Task details. Write the records out again exactly, leaving no images in.

The input.

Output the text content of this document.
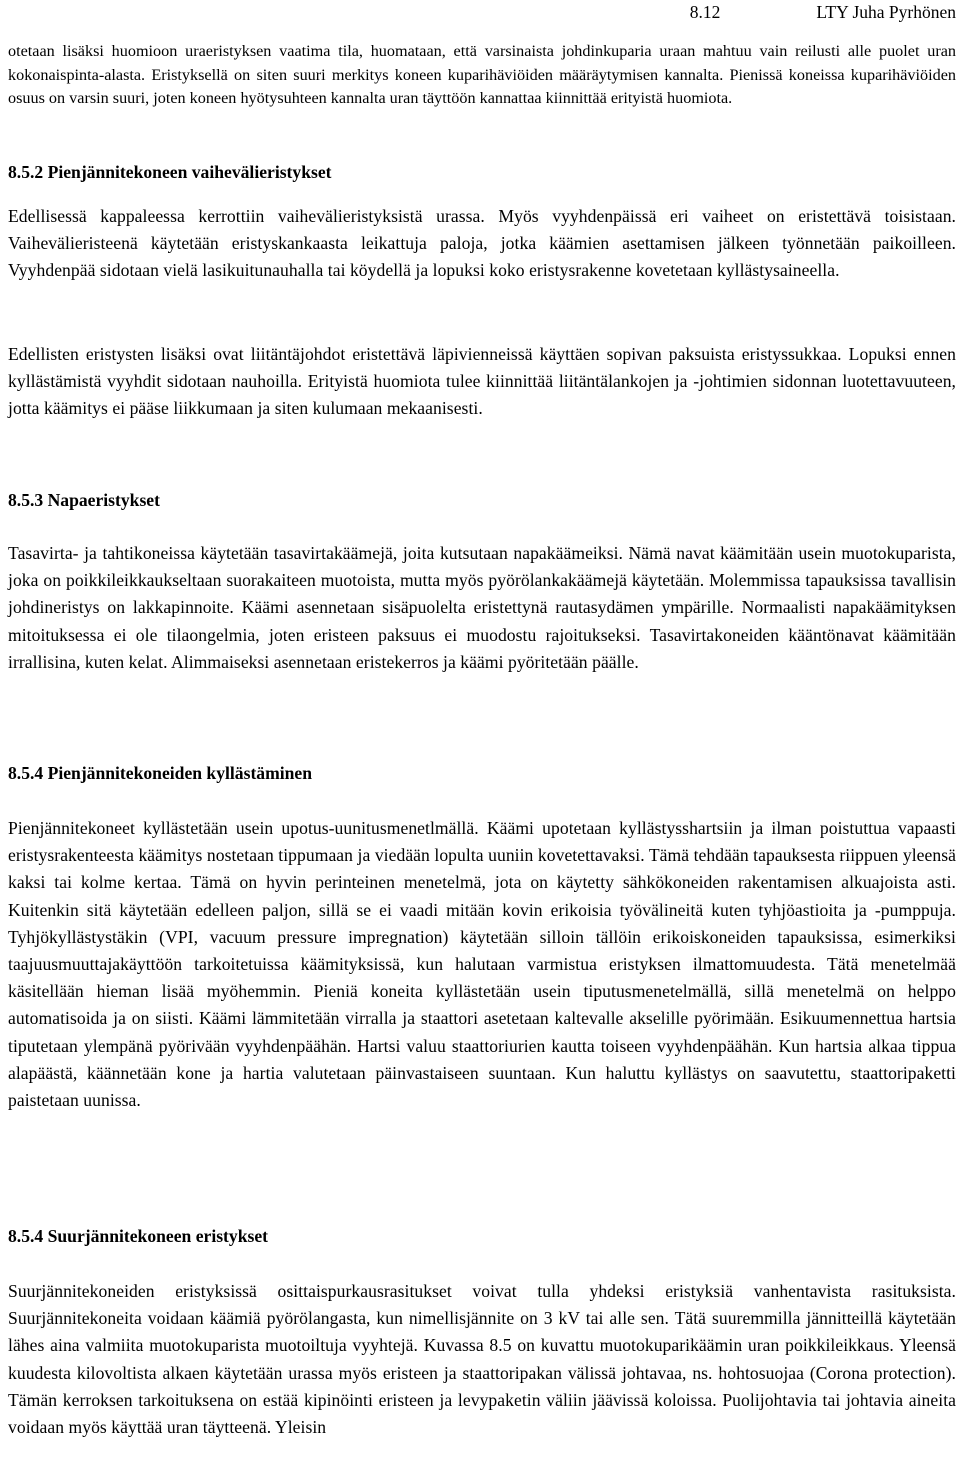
8.12	LTY Juha Pyrhönen

otetaan lisäksi huomioon uraeristyksen vaatima tila, huomataan, että varsinaista johdinkuparia uraan mahtuu vain reilusti alle puolet uran kokonaispinta-alasta. Eristyksellä on siten suuri merkitys koneen kuparihäviöiden määräytymisen kannalta. Pienissä koneissa kuparihäviöiden osuus on varsin suuri, joten koneen hyötysuhteen kannalta uran täyttöön kannattaa kiinnittää erityistä huomiota.

8.5.2 Pienjännitekoneen vaihevälieristykset

Edellisessä kappaleessa kerrottiin vaihevälieristyksistä urassa. Myös vyyhdenpäissä eri vaiheet on eristettävä toisistaan. Vaihevälieristeenä käytetään eristyskankaasta leikattuja paloja, jotka käämien asettamisen jälkeen työnnetään paikoilleen. Vyyhdenpää sidotaan vielä lasikuitunauhalla tai köydellä ja lopuksi koko eristysrakenne kovetetaan kyllästysaineella.

Edellisten eristysten lisäksi ovat liitäntäjohdot eristettävä läpivienneissä käyttäen sopivan paksuista eristyssukkaa. Lopuksi ennen kyllästämistä vyyhdit sidotaan nauhoilla. Erityistä huomiota tulee kiinnittää liitäntälankojen ja -johtimien sidonnan luotettavuuteen, jotta käämitys ei pääse liikkumaan ja siten kulumaan mekaanisesti.

8.5.3 Napaeristykset

Tasavirta- ja tahtikoneissa käytetään tasavirtakäämejä, joita kutsutaan napakäämeiksi. Nämä navat käämitään usein muotokuparista, joka on poikkileikkaukseltaan suorakaiteen muotoista, mutta myös pyörölankakäämejä käytetään. Molemmissa tapauksissa tavallisin johdineristys on lakkapinnoite. Käämi asennetaan sisäpuolelta eristettynä rautasydämen ympärille. Normaalisti napakäämityksen mitoituksessa ei ole tilaongelmia, joten eristeen paksuus ei muodostu rajoitukseksi. Tasavirtakoneiden kääntönavat käämitään irrallisina, kuten kelat. Alimmaiseksi asennetaan eristekerros ja käämi pyöritetään päälle.

8.5.4 Pienjännitekoneiden kyllästäminen

Pienjännitekoneet kyllästetään usein upotus-uunitusmenetlmällä. Käämi upotetaan kyllästysshartsiin ja ilman poistuttua vapaasti eristysrakenteesta käämitys nostetaan tippumaan ja viedään lopulta uuniin kovetettavaksi. Tämä tehdään tapauksesta riippuen yleensä kaksi tai kolme kertaa. Tämä on hyvin perinteinen menetelmä, jota on käytetty sähkökoneiden rakentamisen alkuajoista asti. Kuitenkin sitä käytetään edelleen paljon, sillä se ei vaadi mitään kovin erikoisia työvälineitä kuten tyhjöastioita ja -pumppuja. Tyhjökyllästystäkin (VPI, vacuum pressure impregnation) käytetään silloin tällöin erikoiskoneiden tapauksissa, esimerkiksi taajuusmuuttajakäyttöön tarkoitetuissa käämityksissä, kun halutaan varmistua eristyksen ilmattomuudesta. Tätä menetelmää käsitellään hieman lisää myöhemmin. Pieniä koneita kyllästetään usein tiputusmenetelmällä, sillä menetelmä on helppo automatisoida ja on siisti. Käämi lämmitetään virralla ja staattori asetetaan kaltevalle akselille pyörimään. Esikuumennettua hartsia tiputetaan ylempänä pyörivään vyyhdenpäähän. Hartsi valuu staattoriurien kautta toiseen vyyhdenpäähän. Kun hartsia alkaa tippua alapäästä, käännetään kone ja hartia valutetaan päinvastaiseen suuntaan. Kun haluttu kyllästys on saavutettu, staattoripaketti paistetaan uunissa.

8.5.4 Suurjännitekoneen eristykset

Suurjännitekoneiden eristyksissä osittaispurkausrasitukset voivat tulla yhdeksi eristyksiä vanhentavista rasituksista. Suurjännitekoneita voidaan käämiä pyörölangasta, kun nimellisjännite on 3 kV tai alle sen. Tätä suuremmilla jännitteillä käytetään lähes aina valmiita muotokuparista muotoiltuja vyyhtejä. Kuvassa 8.5 on kuvattu muotokuparikäämin uran poikkileikkaus. Yleensä kuudesta kilovoltista alkaen käytetään urassa myös eristeen ja staattoripakan välissä johtavaa, ns. hohtosuojaa (Corona protection). Tämän kerroksen tarkoituksena on estää kipinöinti eristeen ja levypaketin väliin jäävissä koloissa. Puolijohtavia tai johtavia aineita voidaan myös käyttää uran täytteenä. Yleisin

Correct response.
Output the text content of this document.
8.12	LTY Juha Pyrhönen

otetaan lisäksi huomioon uraeristyksen vaatima tila, huomataan, että varsinaista johdinkuparia uraan mahtuu vain reilusti alle puolet uran kokonaispinta-alasta. Eristyksellä on siten suuri merkitys koneen kuparihäviöiden määräytymisen kannalta. Pienissä koneissa kuparihäviöiden osuus on varsin suuri, joten koneen hyötysuhteen kannalta uran täyttöön kannattaa kiinnittää erityistä huomiota.

8.5.2 Pienjännitekoneen vaihevälieristykset

Edellisessä kappaleessa kerrottiin vaihevälieristyksistä urassa. Myös vyyhdenpäissä eri vaiheet on eristettävä toisistaan. Vaihevälieristeenä käytetään eristyskankaasta leikattuja paloja, jotka käämien asettamisen jälkeen työnnetään paikoilleen. Vyyhdenpää sidotaan vielä lasikuitunauhalla tai köydellä ja lopuksi koko eristysrakenne kovetetaan kyllästysaineella.

Edellisten eristysten lisäksi ovat liitäntäjohdot eristettävä läpivienneissä käyttäen sopivan paksuista eristyssukkaa. Lopuksi ennen kyllästämistä vyyhdit sidotaan nauhoilla. Erityistä huomiota tulee kiinnittää liitäntälankojen ja -johtimien sidonnan luotettavuuteen, jotta käämitys ei pääse liikkumaan ja siten kulumaan mekaanisesti.

8.5.3 Napaeristykset

Tasavirta- ja tahtikoneissa käytetään tasavirtakäämejä, joita kutsutaan napakäämeiksi. Nämä navat käämitään usein muotokuparista, joka on poikkileikkaukseltaan suorakaiteen muotoista, mutta myös pyörölankakäämejä käytetään. Molemmissa tapauksissa tavallisin johdineristys on lakkapinnoite. Käämi asennetaan sisäpuolelta eristettynä rautasydämen ympärille. Normaalisti napakäämityksen mitoituksessa ei ole tilaongelmia, joten eristeen paksuus ei muodostu rajoitukseksi. Tasavirtakoneiden kääntönavat käämitään irrallisina, kuten kelat. Alimmaiseksi asennetaan eristekerros ja käämi pyöritetään päälle.

8.5.4 Pienjännitekoneiden kyllästäminen

Pienjännitekoneet kyllästetään usein upotus-uunitusmenetlmällä. Käämi upotetaan kyllästysshartsiin ja ilman poistuttua vapaasti eristysrakenteesta käämitys nostetaan tippumaan ja viedään lopulta uuniin kovetettavaksi. Tämä tehdään tapauksesta riippuen yleensä kaksi tai kolme kertaa. Tämä on hyvin perinteinen menetelmä, jota on käytetty sähkökoneiden rakentamisen alkuajoista asti. Kuitenkin sitä käytetään edelleen paljon, sillä se ei vaadi mitään kovin erikoisia työvälineitä kuten tyhjöastioita ja -pumppuja. Tyhjökyllästystäkin (VPI, vacuum pressure impregnation) käytetään silloin tällöin erikoiskoneiden tapauksissa, esimerkiksi taajuusmuuttajakäyttöön tarkoitetuissa käämityksissä, kun halutaan varmistua eristyksen ilmattomuudesta. Tätä menetelmää käsitellään hieman lisää myöhemmin. Pieniä koneita kyllästetään usein tiputusmenetelmällä, sillä menetelmä on helppo automatisoida ja on siisti. Käämi lämmitetään virralla ja staattori asetetaan kaltevalle akselille pyörimään. Esikuumennettua hartsia tiputetaan ylempänä pyörivään vyyhdenpäähän. Hartsi valuu staattoriurien kautta toiseen vyyhdenpäähän. Kun hartsia alkaa tippua alapäästä, käännetään kone ja hartia valutetaan päinvastaiseen suuntaan. Kun haluttu kyllästys on saavutettu, staattoripaketti paistetaan uunissa.

8.5.4 Suurjännitekoneen eristykset

Suurjännitekoneiden eristyksissä osittaispurkausrasitukset voivat tulla yhdeksi eristyksiä vanhentavista rasituksista. Suurjännitekoneita voidaan käämiä pyörölangasta, kun nimellisjännite on 3 kV tai alle sen. Tätä suuremmilla jännitteillä käytetään lähes aina valmiita muotokuparista muotoiltuja vyyhtejä. Kuvassa 8.5 on kuvattu muotokuparikäämin uran poikkileikkaus. Yleensä kuudesta kilovoltista alkaen käytetään urassa myös eristeen ja staattoripakan välissä johtavaa, ns. hohtosuojaa (Corona protection). Tämän kerroksen tarkoituksena on estää kipinöinti eristeen ja levypaketin väliin jäävissä koloissa. Puolijohtavia tai johtavia aineita voidaan myös käyttää uran täytteenä. Yleisin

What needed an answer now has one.